Requirements ▸
Your task is to transcribe all of the data below exactly, omitting the images.

Dataset extract ▸
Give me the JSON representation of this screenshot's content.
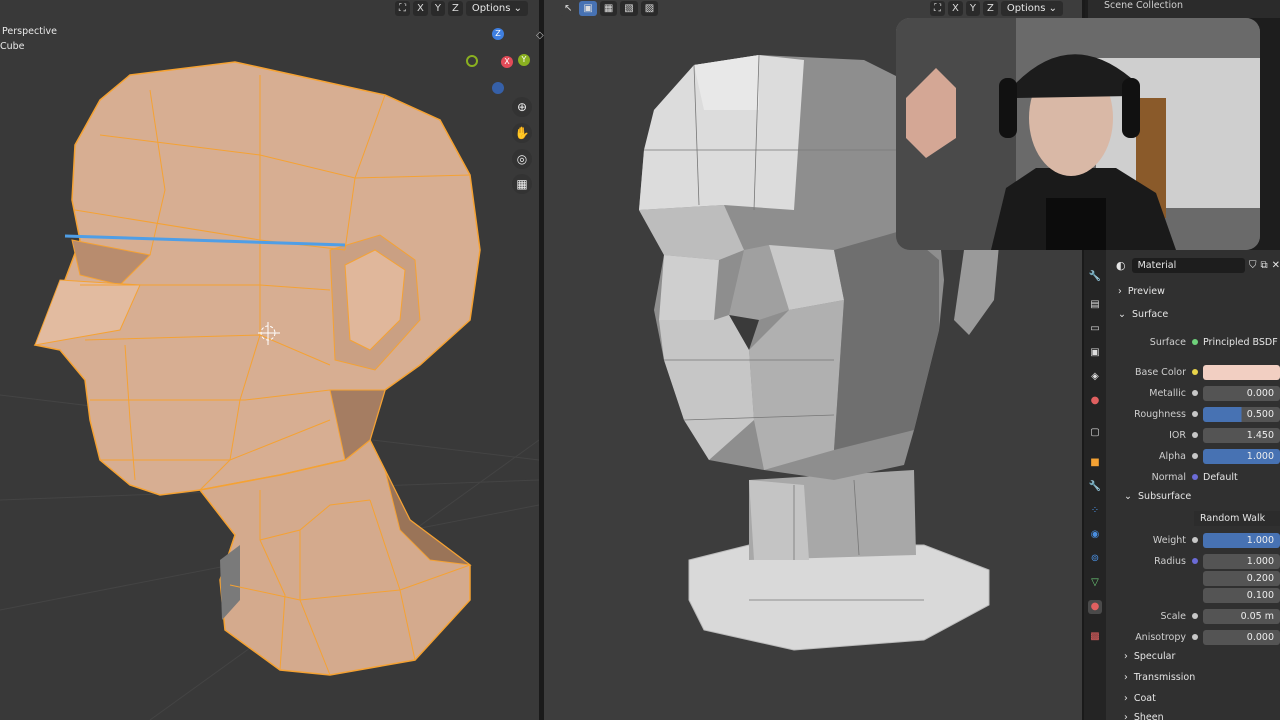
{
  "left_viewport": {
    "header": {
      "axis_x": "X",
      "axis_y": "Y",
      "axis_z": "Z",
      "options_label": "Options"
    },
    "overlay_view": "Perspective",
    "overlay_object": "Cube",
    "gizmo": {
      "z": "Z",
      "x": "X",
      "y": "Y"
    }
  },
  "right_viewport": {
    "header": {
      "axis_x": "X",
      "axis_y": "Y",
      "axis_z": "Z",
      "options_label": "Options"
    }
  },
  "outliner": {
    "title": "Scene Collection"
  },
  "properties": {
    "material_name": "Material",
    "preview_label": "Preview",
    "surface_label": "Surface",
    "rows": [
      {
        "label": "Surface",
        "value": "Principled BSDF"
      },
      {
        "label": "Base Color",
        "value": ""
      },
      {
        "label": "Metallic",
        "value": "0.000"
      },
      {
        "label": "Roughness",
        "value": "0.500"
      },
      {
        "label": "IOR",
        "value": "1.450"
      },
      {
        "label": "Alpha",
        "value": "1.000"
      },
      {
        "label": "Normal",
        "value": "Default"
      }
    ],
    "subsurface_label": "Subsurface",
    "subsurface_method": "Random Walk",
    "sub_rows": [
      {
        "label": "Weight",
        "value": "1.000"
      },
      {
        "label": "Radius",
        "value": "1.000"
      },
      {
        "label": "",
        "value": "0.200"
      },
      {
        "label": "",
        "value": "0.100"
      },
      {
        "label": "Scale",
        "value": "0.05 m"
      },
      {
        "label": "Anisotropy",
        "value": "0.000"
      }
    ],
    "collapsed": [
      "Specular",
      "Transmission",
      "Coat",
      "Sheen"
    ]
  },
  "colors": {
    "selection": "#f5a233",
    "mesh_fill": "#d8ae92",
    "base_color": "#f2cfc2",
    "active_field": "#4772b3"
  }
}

Solution for this task ▸
Give me the JSON representation of this screenshot's content.
{
  "left_viewport": {
    "header": {
      "axis_x": "X",
      "axis_y": "Y",
      "axis_z": "Z",
      "options_label": "Options"
    },
    "overlay_view": "Perspective",
    "overlay_object": "Cube",
    "gizmo": {
      "z": "Z",
      "x": "X",
      "y": "Y"
    }
  },
  "right_viewport": {
    "header": {
      "axis_x": "X",
      "axis_y": "Y",
      "axis_z": "Z",
      "options_label": "Options"
    }
  },
  "outliner": {
    "title": "Scene Collection"
  },
  "properties": {
    "material_name": "Material",
    "preview_label": "Preview",
    "surface_label": "Surface",
    "rows": [
      {
        "label": "Surface",
        "value": "Principled BSDF"
      },
      {
        "label": "Base Color",
        "value": ""
      },
      {
        "label": "Metallic",
        "value": "0.000"
      },
      {
        "label": "Roughness",
        "value": "0.500"
      },
      {
        "label": "IOR",
        "value": "1.450"
      },
      {
        "label": "Alpha",
        "value": "1.000"
      },
      {
        "label": "Normal",
        "value": "Default"
      }
    ],
    "subsurface_label": "Subsurface",
    "subsurface_method": "Random Walk",
    "sub_rows": [
      {
        "label": "Weight",
        "value": "1.000"
      },
      {
        "label": "Radius",
        "value": "1.000"
      },
      {
        "label": "",
        "value": "0.200"
      },
      {
        "label": "",
        "value": "0.100"
      },
      {
        "label": "Scale",
        "value": "0.05 m"
      },
      {
        "label": "Anisotropy",
        "value": "0.000"
      }
    ],
    "collapsed": [
      "Specular",
      "Transmission",
      "Coat",
      "Sheen"
    ]
  },
  "colors": {
    "selection": "#f5a233",
    "mesh_fill": "#d8ae92",
    "base_color": "#f2cfc2",
    "active_field": "#4772b3"
  }
}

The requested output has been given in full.